**What this task involves**:
An exact copy of every record is needed.

++++++

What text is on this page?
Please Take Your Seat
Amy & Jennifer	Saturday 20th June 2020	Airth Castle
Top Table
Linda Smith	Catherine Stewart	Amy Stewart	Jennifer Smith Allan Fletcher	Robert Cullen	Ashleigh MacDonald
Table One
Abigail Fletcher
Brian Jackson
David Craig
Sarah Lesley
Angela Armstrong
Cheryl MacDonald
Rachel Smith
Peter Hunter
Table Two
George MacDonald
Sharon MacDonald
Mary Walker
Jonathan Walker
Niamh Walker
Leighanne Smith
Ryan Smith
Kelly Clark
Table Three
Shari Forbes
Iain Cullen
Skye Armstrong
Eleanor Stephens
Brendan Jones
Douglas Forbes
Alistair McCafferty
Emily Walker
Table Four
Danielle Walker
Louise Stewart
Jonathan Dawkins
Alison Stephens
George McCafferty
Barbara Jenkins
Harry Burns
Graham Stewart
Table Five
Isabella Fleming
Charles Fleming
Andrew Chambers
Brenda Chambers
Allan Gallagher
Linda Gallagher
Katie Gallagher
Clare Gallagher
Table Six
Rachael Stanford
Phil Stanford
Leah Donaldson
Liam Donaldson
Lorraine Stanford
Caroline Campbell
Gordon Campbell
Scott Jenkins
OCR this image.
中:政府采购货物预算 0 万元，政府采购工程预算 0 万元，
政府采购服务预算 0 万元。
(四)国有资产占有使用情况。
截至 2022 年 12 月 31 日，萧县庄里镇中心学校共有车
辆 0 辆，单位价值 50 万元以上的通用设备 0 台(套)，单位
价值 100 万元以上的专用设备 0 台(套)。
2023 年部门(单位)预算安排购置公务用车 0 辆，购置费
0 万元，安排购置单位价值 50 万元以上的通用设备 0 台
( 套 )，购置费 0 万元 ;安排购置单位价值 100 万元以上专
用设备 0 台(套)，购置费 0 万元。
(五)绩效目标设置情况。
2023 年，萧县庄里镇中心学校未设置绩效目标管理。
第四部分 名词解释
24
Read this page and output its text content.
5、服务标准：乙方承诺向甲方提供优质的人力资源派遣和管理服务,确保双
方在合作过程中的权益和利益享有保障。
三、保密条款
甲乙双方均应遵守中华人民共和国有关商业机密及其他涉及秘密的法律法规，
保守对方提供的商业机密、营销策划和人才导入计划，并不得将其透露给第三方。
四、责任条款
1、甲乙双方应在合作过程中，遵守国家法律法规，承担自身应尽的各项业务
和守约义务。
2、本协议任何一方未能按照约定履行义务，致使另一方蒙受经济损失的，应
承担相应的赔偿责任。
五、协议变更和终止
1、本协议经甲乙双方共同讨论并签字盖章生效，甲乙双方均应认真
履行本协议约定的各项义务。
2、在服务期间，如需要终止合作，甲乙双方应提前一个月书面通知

++++++

**Correct result**:
What text is on this page?
Please Take Your Seat
Amy & Jennifer	Saturday 20th June 2020	Airth Castle
Top Table
Linda Smith	Catherine Stewart	Amy Stewart	Jennifer Smith Allan Fletcher	Robert Cullen	Ashleigh MacDonald
Table One
Abigail Fletcher
Brian Jackson
David Craig
Sarah Lesley
Angela Armstrong
Cheryl MacDonald
Rachel Smith
Peter Hunter
Table Two
George MacDonald
Sharon MacDonald
Mary Walker
Jonathan Walker
Niamh Walker
Leighanne Smith
Ryan Smith
Kelly Clark
Table Three
Shari Forbes
Iain Cullen
Skye Armstrong
Eleanor Stephens
Brendan Jones
Douglas Forbes
Alistair McCafferty
Emily Walker
Table Four
Danielle Walker
Louise Stewart
Jonathan Dawkins
Alison Stephens
George McCafferty
Barbara Jenkins
Harry Burns
Graham Stewart
Table Five
Isabella Fleming
Charles Fleming
Andrew Chambers
Brenda Chambers
Allan Gallagher
Linda Gallagher
Katie Gallagher
Clare Gallagher
Table Six
Rachael Stanford
Phil Stanford
Leah Donaldson
Liam Donaldson
Lorraine Stanford
Caroline Campbell
Gordon Campbell
Scott Jenkins
OCR this image.
中:政府采购货物预算 0 万元，政府采购工程预算 0 万元，
政府采购服务预算 0 万元。
(四)国有资产占有使用情况。
截至 2022 年 12 月 31 日，萧县庄里镇中心学校共有车
辆 0 辆，单位价值 50 万元以上的通用设备 0 台(套)，单位
价值 100 万元以上的专用设备 0 台(套)。
2023 年部门(单位)预算安排购置公务用车 0 辆，购置费
0 万元，安排购置单位价值 50 万元以上的通用设备 0 台
( 套 )，购置费 0 万元 ;安排购置单位价值 100 万元以上专
用设备 0 台(套)，购置费 0 万元。
(五)绩效目标设置情况。
2023 年，萧县庄里镇中心学校未设置绩效目标管理。
第四部分 名词解释
24
Read this page and output its text content.
5、服务标准：乙方承诺向甲方提供优质的人力资源派遣和管理服务,确保双
方在合作过程中的权益和利益享有保障。
三、保密条款
甲乙双方均应遵守中华人民共和国有关商业机密及其他涉及秘密的法律法规，
保守对方提供的商业机密、营销策划和人才导入计划，并不得将其透露给第三方。
四、责任条款
1、甲乙双方应在合作过程中，遵守国家法律法规，承担自身应尽的各项业务
和守约义务。
2、本协议任何一方未能按照约定履行义务，致使另一方蒙受经济损失的，应
承担相应的赔偿责任。
五、协议变更和终止
1、本协议经甲乙双方共同讨论并签字盖章生效，甲乙双方均应认真
履行本协议约定的各项义务。
2、在服务期间，如需要终止合作，甲乙双方应提前一个月书面通知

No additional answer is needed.